[Exercise prompt] Collect each line of the records containing the string "title".

[Working data]
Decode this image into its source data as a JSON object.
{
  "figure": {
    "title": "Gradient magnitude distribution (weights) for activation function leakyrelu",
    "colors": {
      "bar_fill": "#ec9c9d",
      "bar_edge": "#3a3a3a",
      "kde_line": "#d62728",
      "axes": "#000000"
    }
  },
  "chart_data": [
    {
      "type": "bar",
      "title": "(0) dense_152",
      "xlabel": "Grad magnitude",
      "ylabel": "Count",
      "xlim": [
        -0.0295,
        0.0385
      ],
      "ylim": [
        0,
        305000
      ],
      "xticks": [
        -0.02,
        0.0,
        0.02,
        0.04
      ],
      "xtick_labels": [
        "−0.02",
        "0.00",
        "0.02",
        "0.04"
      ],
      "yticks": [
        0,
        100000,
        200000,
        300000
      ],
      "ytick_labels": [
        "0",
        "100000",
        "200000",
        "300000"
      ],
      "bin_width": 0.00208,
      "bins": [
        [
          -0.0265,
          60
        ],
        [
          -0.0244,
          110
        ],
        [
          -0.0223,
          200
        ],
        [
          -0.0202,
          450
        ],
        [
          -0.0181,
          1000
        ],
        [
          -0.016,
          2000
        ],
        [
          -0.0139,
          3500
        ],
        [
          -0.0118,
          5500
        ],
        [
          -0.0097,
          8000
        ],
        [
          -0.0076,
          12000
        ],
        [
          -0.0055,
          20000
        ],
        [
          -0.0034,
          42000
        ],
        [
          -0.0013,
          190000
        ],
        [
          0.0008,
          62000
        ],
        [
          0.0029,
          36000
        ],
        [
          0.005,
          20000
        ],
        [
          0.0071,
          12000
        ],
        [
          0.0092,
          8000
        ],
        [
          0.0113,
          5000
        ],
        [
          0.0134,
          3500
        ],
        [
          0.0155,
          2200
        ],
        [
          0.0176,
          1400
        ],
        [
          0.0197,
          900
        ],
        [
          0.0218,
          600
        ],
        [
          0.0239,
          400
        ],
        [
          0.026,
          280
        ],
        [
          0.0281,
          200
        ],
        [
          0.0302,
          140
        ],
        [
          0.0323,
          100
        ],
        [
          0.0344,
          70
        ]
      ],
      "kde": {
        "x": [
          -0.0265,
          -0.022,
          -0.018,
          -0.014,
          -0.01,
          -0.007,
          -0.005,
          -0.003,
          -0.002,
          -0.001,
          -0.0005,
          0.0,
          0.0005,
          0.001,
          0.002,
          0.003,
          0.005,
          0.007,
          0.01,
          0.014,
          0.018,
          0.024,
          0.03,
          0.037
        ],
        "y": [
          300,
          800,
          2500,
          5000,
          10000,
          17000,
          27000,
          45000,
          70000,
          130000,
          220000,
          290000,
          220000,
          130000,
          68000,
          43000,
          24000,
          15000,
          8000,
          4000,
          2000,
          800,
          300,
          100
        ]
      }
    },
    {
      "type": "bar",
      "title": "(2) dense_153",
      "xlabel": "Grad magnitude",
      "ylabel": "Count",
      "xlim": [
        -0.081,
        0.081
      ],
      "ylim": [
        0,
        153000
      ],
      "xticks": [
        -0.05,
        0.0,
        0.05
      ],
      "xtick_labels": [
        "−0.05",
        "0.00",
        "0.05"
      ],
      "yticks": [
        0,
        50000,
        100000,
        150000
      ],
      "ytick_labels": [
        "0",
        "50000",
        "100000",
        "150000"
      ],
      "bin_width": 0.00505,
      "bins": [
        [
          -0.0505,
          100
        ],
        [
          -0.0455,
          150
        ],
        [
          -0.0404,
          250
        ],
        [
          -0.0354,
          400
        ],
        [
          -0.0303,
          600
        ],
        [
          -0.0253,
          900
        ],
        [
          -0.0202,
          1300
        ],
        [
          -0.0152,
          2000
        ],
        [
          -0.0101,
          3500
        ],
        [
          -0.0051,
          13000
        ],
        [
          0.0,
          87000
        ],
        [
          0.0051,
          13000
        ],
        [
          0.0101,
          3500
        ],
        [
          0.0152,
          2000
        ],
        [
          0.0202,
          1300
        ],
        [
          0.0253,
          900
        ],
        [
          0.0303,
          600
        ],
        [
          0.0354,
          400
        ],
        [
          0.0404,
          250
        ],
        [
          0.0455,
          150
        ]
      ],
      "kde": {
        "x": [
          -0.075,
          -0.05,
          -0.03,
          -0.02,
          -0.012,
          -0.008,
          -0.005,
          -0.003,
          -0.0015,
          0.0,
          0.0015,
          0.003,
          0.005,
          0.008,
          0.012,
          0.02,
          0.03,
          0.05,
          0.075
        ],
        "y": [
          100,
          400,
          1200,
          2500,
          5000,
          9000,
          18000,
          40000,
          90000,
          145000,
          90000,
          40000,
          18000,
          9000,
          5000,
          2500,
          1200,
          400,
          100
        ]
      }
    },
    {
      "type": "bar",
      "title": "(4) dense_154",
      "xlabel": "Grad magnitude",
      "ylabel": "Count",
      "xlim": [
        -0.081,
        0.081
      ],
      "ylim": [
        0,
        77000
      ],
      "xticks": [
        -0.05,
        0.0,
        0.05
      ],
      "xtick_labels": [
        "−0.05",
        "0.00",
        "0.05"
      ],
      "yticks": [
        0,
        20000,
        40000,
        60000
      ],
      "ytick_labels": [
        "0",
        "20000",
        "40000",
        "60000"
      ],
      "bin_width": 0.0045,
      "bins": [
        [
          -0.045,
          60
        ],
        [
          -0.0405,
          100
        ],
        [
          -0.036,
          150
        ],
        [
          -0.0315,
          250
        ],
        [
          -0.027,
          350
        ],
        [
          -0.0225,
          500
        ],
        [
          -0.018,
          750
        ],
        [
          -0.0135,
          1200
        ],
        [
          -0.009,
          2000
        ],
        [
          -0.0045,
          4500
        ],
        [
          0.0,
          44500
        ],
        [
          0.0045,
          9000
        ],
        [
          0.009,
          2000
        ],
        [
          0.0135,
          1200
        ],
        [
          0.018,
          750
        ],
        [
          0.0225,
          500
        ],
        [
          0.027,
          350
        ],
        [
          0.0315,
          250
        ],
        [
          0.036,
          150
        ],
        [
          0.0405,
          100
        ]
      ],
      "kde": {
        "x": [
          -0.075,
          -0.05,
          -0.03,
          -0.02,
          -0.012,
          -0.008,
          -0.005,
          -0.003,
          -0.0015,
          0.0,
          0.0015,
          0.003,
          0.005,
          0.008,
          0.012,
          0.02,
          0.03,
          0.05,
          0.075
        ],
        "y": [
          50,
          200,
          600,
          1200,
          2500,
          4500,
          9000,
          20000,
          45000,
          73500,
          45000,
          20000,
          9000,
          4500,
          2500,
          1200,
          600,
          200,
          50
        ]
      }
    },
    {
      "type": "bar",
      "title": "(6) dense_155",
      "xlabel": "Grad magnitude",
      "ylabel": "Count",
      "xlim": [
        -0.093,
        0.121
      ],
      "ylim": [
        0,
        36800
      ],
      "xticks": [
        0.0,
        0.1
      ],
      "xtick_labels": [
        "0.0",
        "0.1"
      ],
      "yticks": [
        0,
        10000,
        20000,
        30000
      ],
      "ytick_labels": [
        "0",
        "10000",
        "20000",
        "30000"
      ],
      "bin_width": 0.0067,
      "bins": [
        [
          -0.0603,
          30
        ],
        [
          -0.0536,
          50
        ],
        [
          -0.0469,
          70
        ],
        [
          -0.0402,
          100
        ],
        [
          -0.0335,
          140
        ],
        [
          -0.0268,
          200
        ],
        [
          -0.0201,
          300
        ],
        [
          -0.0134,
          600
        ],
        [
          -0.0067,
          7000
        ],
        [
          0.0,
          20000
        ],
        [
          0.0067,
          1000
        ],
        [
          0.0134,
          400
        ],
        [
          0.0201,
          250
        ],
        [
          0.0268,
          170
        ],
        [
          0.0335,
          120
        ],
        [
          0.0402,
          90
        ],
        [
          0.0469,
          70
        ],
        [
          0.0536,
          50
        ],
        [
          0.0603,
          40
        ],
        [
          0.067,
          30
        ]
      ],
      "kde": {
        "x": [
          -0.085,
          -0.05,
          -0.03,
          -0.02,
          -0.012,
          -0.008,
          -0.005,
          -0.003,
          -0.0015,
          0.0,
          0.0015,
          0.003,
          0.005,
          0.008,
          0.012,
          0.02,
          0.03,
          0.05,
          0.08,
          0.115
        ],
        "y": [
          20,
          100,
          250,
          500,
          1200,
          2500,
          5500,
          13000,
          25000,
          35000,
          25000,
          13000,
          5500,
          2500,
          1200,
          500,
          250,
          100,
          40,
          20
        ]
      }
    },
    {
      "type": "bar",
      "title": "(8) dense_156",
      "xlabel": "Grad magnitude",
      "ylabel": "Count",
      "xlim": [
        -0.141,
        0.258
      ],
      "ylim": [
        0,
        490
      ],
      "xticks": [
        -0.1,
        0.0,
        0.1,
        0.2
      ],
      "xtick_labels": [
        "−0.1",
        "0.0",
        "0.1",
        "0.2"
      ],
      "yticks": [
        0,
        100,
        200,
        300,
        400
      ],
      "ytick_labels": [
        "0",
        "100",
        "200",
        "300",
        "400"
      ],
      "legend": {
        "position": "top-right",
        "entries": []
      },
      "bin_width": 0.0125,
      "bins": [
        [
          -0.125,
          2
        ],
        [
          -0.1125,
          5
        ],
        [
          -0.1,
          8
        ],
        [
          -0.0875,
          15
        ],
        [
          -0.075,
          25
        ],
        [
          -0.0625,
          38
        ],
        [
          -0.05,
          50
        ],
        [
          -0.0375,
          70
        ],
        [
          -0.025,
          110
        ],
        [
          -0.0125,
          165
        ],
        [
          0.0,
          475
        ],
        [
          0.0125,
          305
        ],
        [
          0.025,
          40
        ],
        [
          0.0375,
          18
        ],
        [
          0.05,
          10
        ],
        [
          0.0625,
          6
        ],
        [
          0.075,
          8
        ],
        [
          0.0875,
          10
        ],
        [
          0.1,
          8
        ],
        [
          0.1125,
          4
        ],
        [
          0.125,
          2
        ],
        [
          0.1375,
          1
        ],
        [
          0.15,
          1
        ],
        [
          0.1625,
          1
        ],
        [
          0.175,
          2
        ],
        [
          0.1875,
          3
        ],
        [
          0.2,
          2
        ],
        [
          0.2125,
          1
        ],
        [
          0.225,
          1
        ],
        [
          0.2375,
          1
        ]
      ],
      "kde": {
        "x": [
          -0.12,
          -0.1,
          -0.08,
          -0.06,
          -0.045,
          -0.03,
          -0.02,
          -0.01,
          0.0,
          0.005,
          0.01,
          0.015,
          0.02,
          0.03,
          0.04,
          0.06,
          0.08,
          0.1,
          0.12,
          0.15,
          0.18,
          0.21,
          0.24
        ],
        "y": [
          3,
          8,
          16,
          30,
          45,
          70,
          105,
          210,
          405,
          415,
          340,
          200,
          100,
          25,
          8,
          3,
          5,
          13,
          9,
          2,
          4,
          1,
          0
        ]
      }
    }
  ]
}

[Full output]
    "title": "Gradient magnitude distribution (weights) for activation function leakyrelu",
      "title": "(0) dense_152",
      "title": "(2) dense_153",
      "title": "(4) dense_154",
      "title": "(6) dense_155",
      "title": "(8) dense_156",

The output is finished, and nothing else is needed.